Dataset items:
☆ ☆ ☆ ☆
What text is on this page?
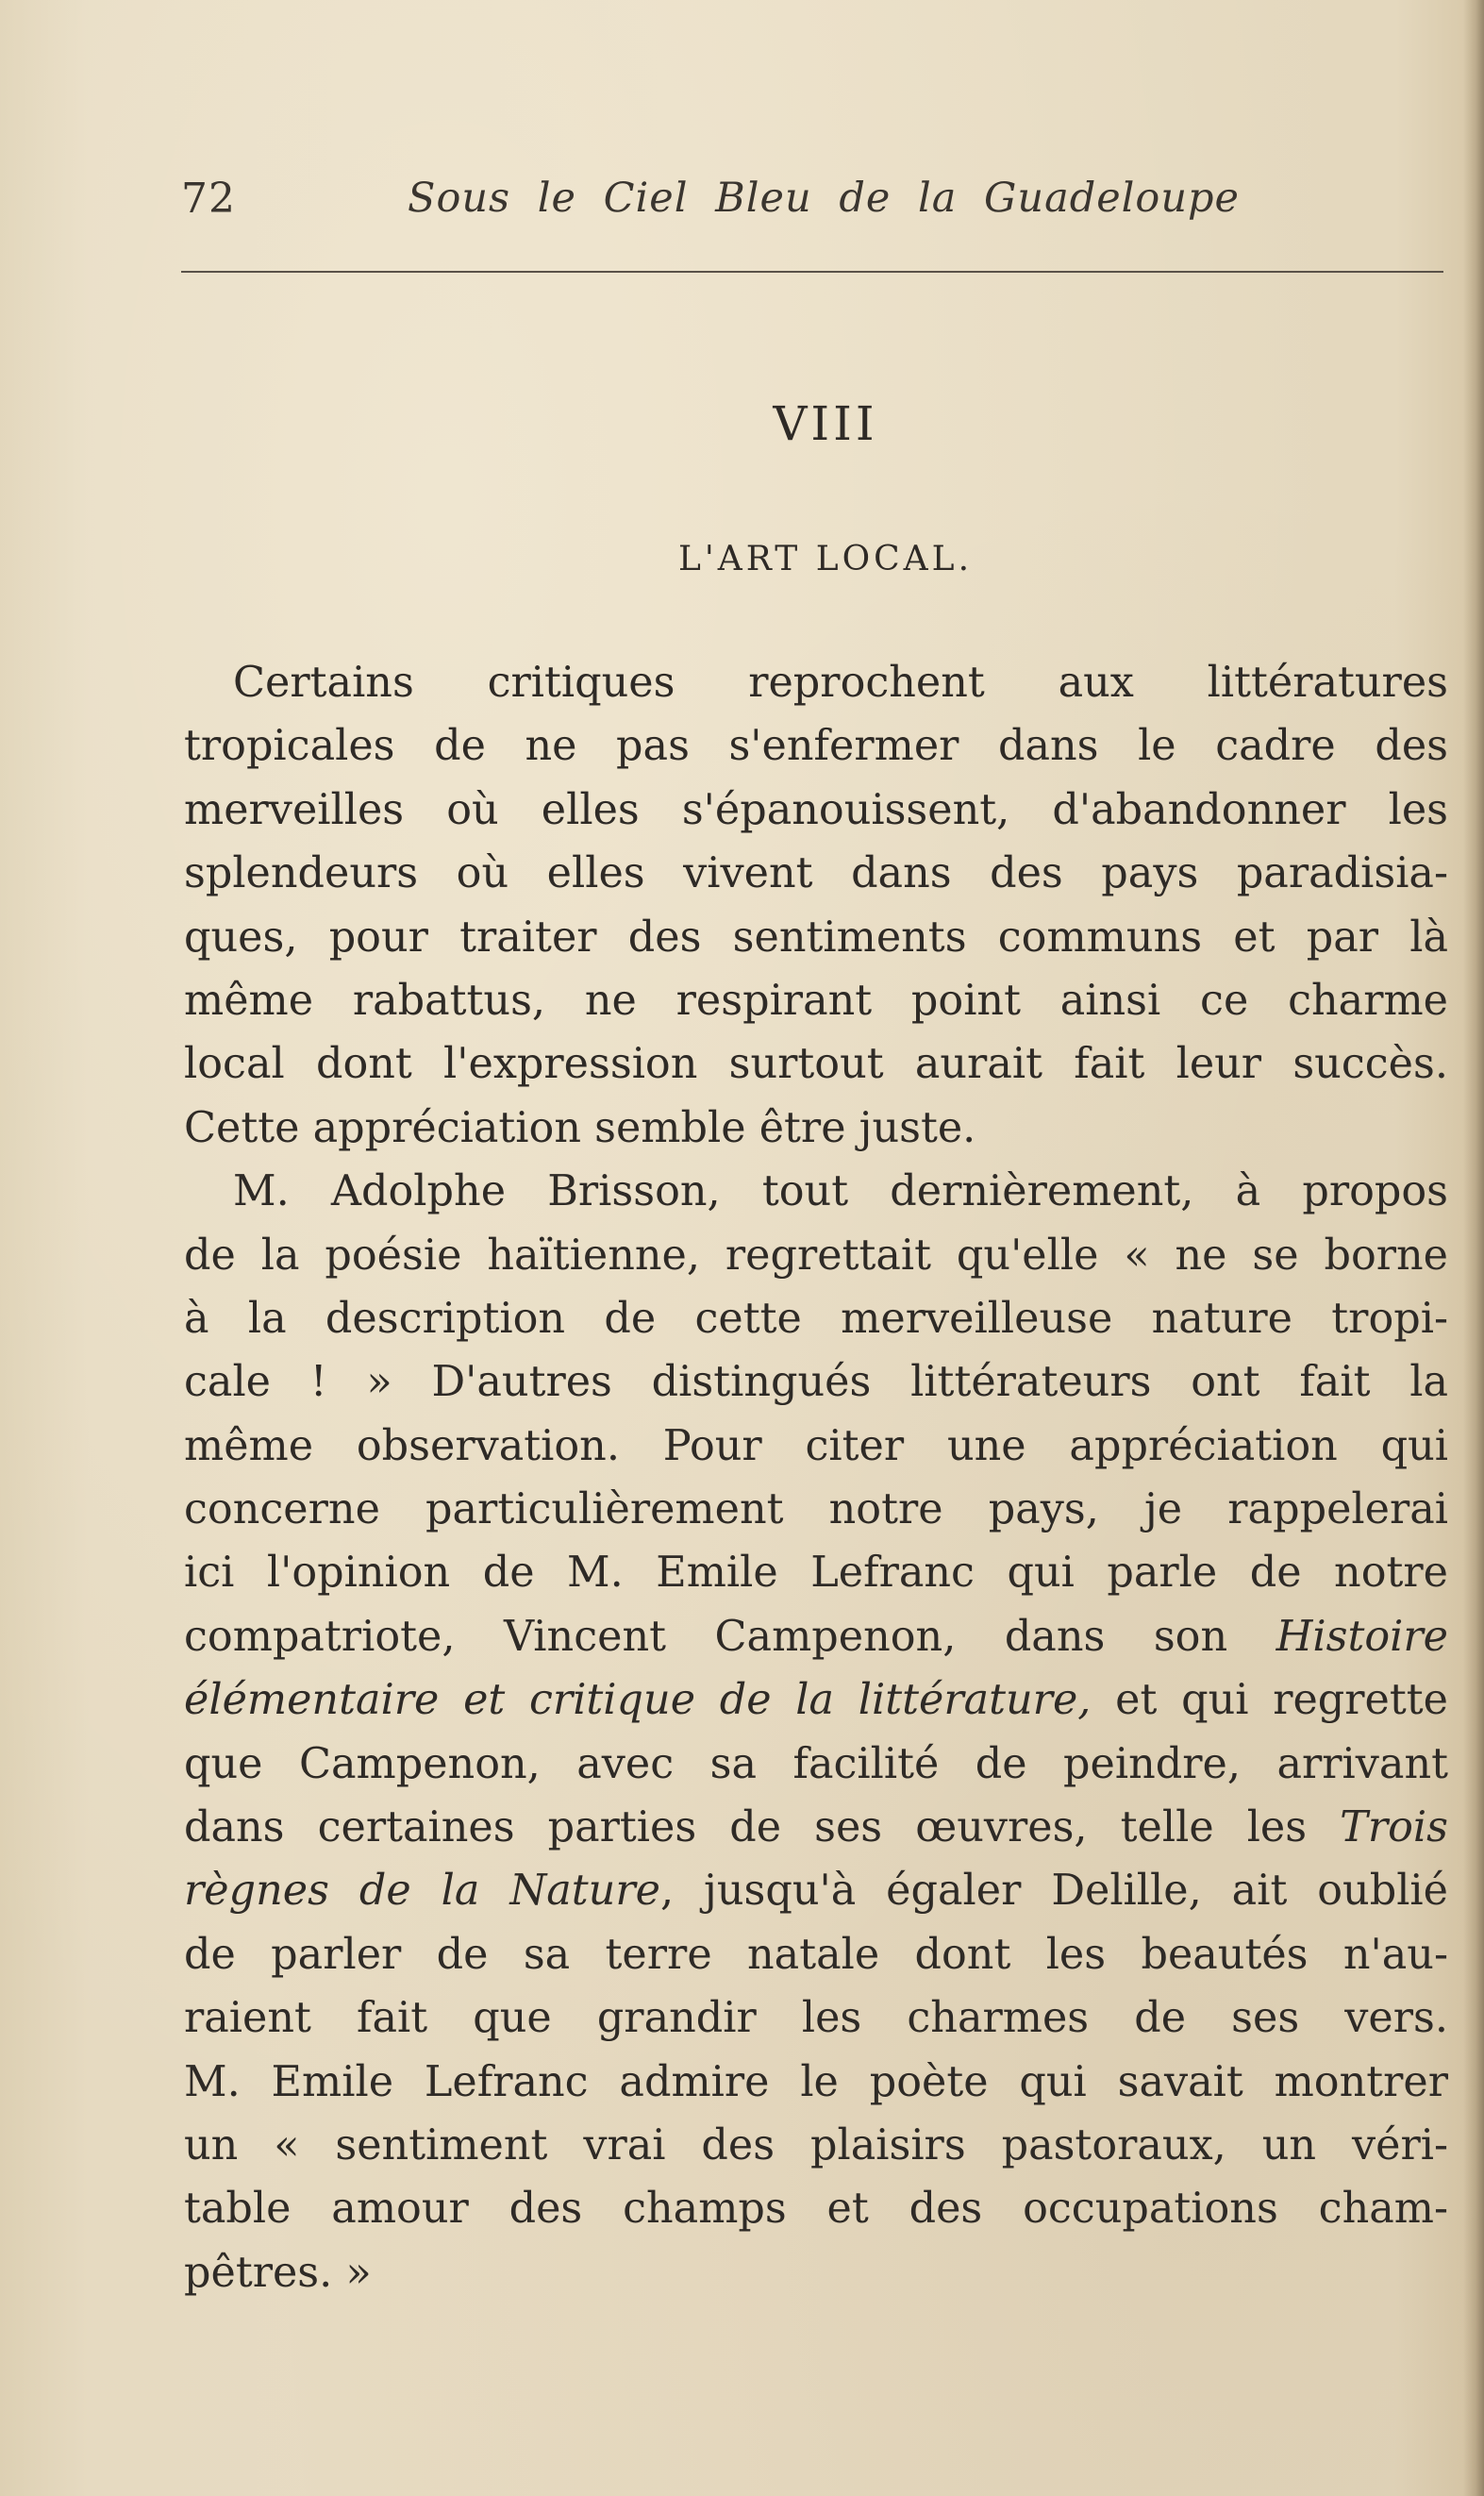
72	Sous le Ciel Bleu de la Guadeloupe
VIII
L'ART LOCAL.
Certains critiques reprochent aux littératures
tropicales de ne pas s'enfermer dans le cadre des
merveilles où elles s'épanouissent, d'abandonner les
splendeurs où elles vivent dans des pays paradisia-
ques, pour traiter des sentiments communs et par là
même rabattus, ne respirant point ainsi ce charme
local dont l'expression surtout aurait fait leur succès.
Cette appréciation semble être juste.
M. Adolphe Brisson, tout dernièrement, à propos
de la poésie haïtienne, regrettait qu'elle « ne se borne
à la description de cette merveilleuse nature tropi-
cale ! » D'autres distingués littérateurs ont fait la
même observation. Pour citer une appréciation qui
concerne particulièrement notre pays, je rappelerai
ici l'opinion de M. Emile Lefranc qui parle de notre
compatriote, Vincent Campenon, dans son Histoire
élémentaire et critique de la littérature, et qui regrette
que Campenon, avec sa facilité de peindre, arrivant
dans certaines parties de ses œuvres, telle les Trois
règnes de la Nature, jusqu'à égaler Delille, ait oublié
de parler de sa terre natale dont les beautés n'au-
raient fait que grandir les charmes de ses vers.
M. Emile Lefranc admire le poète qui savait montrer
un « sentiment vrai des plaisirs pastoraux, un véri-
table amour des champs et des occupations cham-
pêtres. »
☆ ☆ ☆ ☆
Exercise brief: Output, exactly, all the records above; include no pictures.

Written solution:
What text is on this page?
72	Sous le Ciel Bleu de la Guadeloupe
VIII
L'ART LOCAL.
Certains critiques reprochent aux littératures
tropicales de ne pas s'enfermer dans le cadre des
merveilles où elles s'épanouissent, d'abandonner les
splendeurs où elles vivent dans des pays paradisia-
ques, pour traiter des sentiments communs et par là
même rabattus, ne respirant point ainsi ce charme
local dont l'expression surtout aurait fait leur succès.
Cette appréciation semble être juste.
M. Adolphe Brisson, tout dernièrement, à propos
de la poésie haïtienne, regrettait qu'elle « ne se borne
à la description de cette merveilleuse nature tropi-
cale ! » D'autres distingués littérateurs ont fait la
même observation. Pour citer une appréciation qui
concerne particulièrement notre pays, je rappelerai
ici l'opinion de M. Emile Lefranc qui parle de notre
compatriote, Vincent Campenon, dans son Histoire
élémentaire et critique de la littérature, et qui regrette
que Campenon, avec sa facilité de peindre, arrivant
dans certaines parties de ses œuvres, telle les Trois
règnes de la Nature, jusqu'à égaler Delille, ait oublié
de parler de sa terre natale dont les beautés n'au-
raient fait que grandir les charmes de ses vers.
M. Emile Lefranc admire le poète qui savait montrer
un « sentiment vrai des plaisirs pastoraux, un véri-
table amour des champs et des occupations cham-
pêtres. »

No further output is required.